▶ [SET EXERCISE 1]
Quote the passage of the Romo and Prescott article that starts at "Prescott has been the" and ends at "tell the quarterback?".

- - -

What Tony Romo Specifically Offers Over Dak Prescott

Dak Prescott has been sensational. He has massively overachieved relative to his draft position and status entering training camp as the third-choice quarterback. Prescott will have a chance to be a long-term starter for the Cowboys unless he stagnates or regresses after his rookie season.

If you frame Prescott like you would any other rookie, it’s impossible to be anything but hugely impressed. By Week 3 he was doing things that most rookies never do.

Framing Prescott like that at that point of the season was easy. He was the Cowboys only option. Ever since Tony Romo has returned to full health, it’s been harder to ignore the veteran’s presence. Romo only lost his job because he was hurt. There was no chance Prescott could have forced it from him even if given the opportunity during training camp. Before Romo was hurt, he was one of the best quarterbacks in the league.

When you view Prescott against Romo, it’s an unfair competition. It doesn’t help Prescott that he has hit a rookie wall of sorts over recent weeks. He isn’t showing off the same consistency as a passer or poise from the pocket. He’s still played relatively well for the most part, but the passing game as a whole has all but shut down since a 301-yard, three-touchdown outburst against the Baltimore Ravens in Week 11.

Prescott has been the primary reason for the struggles of the passing game. Against the New York Giants this past week, Prescott was taken advantage of by the creativity of Giants defensive coordinator Steve Spagnuolo.

The first third down of the game for the Cowboys was a Third-and-3 on their own 25-yard line. Prescott got his offense out of the huddle quickly so they had plenty of time on the play clock before the snap. Prescott motioned Cole Beasley into a tighter alignment before the snap and the Giants responded by pushing one of their inside linebackers into the A-Gap so he could threaten to blitz.

So what does this pre-snap shift tell the quarterback?

This coverage looks like a five-man pass rush (red lines) with Cover-1 coverage (green lines) behind it. The linebacker helps to sell this coverage by turning his shoulders and fixing his eyes on the running back in the backfield. The safety on the right side of the defense is lined up directly in line with the tight end while all three quarterbacks are square to their receivers, though the narrow side cornerback is playing off while the wide side cornerbacks play press.

Prescott correctly recognizes what this alignment looks like but unbeknownst to him he will need to make a post-snap read.

- - -

▶ [SET EXERCISE 2]
Print the lines of the records that start at the very first line and end at the line containing "x-tick-label: 2022 bbox=[748, 653, 781, 670]", including both of those lines.

▶ [RECORD EXCERPTS]
- - -

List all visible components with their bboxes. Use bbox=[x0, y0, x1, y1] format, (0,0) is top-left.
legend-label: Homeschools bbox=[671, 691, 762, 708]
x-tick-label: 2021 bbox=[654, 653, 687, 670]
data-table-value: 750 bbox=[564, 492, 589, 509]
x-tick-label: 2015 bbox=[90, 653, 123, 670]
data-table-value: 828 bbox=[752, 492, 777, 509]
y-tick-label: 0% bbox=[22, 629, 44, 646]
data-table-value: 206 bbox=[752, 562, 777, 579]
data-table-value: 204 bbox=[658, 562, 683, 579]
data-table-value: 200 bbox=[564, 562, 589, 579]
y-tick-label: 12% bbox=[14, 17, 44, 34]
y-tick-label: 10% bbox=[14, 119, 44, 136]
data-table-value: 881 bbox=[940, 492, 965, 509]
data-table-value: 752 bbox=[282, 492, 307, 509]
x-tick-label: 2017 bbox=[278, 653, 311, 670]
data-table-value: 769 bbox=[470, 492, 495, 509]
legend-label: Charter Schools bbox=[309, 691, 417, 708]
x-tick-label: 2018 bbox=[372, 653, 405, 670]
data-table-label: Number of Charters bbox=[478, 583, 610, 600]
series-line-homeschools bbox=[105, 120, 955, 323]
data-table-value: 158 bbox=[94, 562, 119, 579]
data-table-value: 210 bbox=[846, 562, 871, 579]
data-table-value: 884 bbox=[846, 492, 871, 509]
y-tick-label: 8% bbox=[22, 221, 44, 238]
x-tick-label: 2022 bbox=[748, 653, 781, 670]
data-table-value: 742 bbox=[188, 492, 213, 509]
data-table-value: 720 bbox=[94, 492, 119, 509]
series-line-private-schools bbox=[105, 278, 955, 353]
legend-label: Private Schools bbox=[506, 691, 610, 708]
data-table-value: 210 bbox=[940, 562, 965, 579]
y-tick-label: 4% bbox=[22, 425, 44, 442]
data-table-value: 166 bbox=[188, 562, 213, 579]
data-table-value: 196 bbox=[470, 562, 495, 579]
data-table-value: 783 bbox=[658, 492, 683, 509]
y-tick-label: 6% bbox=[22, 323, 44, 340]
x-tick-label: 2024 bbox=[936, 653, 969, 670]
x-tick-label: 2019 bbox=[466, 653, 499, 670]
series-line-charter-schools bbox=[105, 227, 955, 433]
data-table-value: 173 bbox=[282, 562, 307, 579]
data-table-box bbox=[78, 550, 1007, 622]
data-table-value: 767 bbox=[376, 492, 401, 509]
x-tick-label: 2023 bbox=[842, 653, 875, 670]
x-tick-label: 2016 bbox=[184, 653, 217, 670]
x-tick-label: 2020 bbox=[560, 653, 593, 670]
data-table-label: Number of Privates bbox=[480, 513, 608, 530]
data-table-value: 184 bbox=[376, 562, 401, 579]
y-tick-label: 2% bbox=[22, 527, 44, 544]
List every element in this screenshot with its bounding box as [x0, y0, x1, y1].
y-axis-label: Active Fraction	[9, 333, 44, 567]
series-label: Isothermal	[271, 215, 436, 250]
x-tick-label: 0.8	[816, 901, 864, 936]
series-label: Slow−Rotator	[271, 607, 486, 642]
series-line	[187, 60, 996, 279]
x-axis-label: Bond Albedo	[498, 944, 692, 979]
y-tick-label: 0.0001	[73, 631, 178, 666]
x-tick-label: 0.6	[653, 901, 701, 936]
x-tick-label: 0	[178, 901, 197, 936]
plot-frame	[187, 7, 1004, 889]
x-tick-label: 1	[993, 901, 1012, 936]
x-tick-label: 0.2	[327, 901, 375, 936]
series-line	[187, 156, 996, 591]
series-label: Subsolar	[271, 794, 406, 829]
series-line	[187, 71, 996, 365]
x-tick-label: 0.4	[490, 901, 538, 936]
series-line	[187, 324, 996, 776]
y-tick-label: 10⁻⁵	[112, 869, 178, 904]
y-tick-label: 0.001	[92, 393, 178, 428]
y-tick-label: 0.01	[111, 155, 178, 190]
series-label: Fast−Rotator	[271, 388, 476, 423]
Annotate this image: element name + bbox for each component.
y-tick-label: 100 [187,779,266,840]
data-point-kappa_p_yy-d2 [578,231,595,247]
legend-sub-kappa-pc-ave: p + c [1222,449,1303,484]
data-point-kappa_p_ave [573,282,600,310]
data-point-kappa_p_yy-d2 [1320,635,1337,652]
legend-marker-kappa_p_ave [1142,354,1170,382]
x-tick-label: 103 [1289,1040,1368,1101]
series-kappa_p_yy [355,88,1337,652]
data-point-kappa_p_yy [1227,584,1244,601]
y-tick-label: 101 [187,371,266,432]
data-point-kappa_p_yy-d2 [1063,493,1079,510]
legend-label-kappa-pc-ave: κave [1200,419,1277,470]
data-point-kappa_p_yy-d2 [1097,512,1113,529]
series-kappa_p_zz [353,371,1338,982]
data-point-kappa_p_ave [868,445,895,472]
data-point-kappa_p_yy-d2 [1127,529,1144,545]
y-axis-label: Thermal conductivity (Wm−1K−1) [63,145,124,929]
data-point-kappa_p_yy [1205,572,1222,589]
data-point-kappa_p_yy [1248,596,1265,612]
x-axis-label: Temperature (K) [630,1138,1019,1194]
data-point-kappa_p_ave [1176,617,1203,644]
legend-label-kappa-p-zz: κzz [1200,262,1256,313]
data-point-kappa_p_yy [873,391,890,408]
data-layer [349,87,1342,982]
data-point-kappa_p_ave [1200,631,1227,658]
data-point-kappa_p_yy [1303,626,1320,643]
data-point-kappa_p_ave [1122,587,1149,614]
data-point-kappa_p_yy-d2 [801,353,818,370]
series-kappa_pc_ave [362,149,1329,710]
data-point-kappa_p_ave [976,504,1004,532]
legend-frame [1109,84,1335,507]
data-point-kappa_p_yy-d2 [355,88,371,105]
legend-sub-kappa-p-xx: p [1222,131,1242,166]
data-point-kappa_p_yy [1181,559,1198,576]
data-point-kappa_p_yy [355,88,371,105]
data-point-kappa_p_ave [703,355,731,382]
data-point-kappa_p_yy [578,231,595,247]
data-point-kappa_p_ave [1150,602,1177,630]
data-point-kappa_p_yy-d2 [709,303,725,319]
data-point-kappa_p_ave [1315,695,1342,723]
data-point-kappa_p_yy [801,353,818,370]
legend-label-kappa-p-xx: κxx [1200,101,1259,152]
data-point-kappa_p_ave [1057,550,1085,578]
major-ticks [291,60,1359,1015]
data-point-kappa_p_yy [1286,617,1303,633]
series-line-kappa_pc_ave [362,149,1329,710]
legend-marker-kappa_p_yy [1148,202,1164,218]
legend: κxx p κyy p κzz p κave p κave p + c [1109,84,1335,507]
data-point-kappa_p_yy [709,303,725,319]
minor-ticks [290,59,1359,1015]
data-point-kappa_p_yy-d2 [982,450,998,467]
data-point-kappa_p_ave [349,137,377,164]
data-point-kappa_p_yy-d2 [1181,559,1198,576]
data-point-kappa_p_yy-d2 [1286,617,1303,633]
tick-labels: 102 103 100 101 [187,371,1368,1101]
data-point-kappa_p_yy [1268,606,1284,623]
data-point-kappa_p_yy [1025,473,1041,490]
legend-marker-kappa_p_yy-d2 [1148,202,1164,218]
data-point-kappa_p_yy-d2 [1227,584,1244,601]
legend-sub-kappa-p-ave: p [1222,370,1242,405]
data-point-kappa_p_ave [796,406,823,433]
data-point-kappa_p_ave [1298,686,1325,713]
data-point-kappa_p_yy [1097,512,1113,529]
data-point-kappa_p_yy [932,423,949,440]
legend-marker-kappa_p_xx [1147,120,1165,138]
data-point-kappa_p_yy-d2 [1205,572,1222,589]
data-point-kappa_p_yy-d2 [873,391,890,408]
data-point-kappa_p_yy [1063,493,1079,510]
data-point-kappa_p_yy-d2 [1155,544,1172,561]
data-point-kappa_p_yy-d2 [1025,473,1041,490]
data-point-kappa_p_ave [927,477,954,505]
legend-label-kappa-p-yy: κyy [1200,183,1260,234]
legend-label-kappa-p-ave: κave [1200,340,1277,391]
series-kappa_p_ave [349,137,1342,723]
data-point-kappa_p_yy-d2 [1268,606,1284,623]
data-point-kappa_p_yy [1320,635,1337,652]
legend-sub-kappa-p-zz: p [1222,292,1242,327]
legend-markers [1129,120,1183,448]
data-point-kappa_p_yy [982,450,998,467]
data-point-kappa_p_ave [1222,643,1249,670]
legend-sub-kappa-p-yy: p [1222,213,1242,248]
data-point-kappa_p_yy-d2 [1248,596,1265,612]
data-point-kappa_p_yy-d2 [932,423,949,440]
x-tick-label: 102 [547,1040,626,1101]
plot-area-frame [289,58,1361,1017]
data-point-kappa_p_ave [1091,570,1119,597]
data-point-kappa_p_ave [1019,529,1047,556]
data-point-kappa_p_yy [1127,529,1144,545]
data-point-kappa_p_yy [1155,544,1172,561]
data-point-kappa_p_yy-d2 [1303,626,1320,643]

- - -

▶ [EXERCISE OUTPUT 1]
Prescott has been the primary reason for the struggles of the passing game. Against the New York Giants this past week, Prescott was taken advantage of by the creativity of Giants defensive coordinator Steve Spagnuolo.

The first third down of the game for the Cowboys was a Third-and-3 on their own 25-yard line. Prescott got his offense out of the huddle quickly so they had plenty of time on the play clock before the snap. Prescott motioned Cole Beasley into a tighter alignment before the snap and the Giants responded by pushing one of their inside linebackers into the A-Gap so he could threaten to blitz.

So what does this pre-snap shift tell the quarterback?

▶ [EXERCISE OUTPUT 2]
List all visible components with their bboxes. Use bbox=[x0, y0, x1, y1] format, (0,0) is top-left.
legend-label: Homeschools bbox=[671, 691, 762, 708]
x-tick-label: 2021 bbox=[654, 653, 687, 670]
data-table-value: 750 bbox=[564, 492, 589, 509]
x-tick-label: 2015 bbox=[90, 653, 123, 670]
data-table-value: 828 bbox=[752, 492, 777, 509]
y-tick-label: 0% bbox=[22, 629, 44, 646]
data-table-value: 206 bbox=[752, 562, 777, 579]
data-table-value: 204 bbox=[658, 562, 683, 579]
data-table-value: 200 bbox=[564, 562, 589, 579]
y-tick-label: 12% bbox=[14, 17, 44, 34]
y-tick-label: 10% bbox=[14, 119, 44, 136]
data-table-value: 881 bbox=[940, 492, 965, 509]
data-table-value: 752 bbox=[282, 492, 307, 509]
x-tick-label: 2017 bbox=[278, 653, 311, 670]
data-table-value: 769 bbox=[470, 492, 495, 509]
legend-label: Charter Schools bbox=[309, 691, 417, 708]
x-tick-label: 2018 bbox=[372, 653, 405, 670]
data-table-label: Number of Charters bbox=[478, 583, 610, 600]
series-line-homeschools bbox=[105, 120, 955, 323]
data-table-value: 158 bbox=[94, 562, 119, 579]
data-table-value: 210 bbox=[846, 562, 871, 579]
data-table-value: 884 bbox=[846, 492, 871, 509]
y-tick-label: 8% bbox=[22, 221, 44, 238]
x-tick-label: 2022 bbox=[748, 653, 781, 670]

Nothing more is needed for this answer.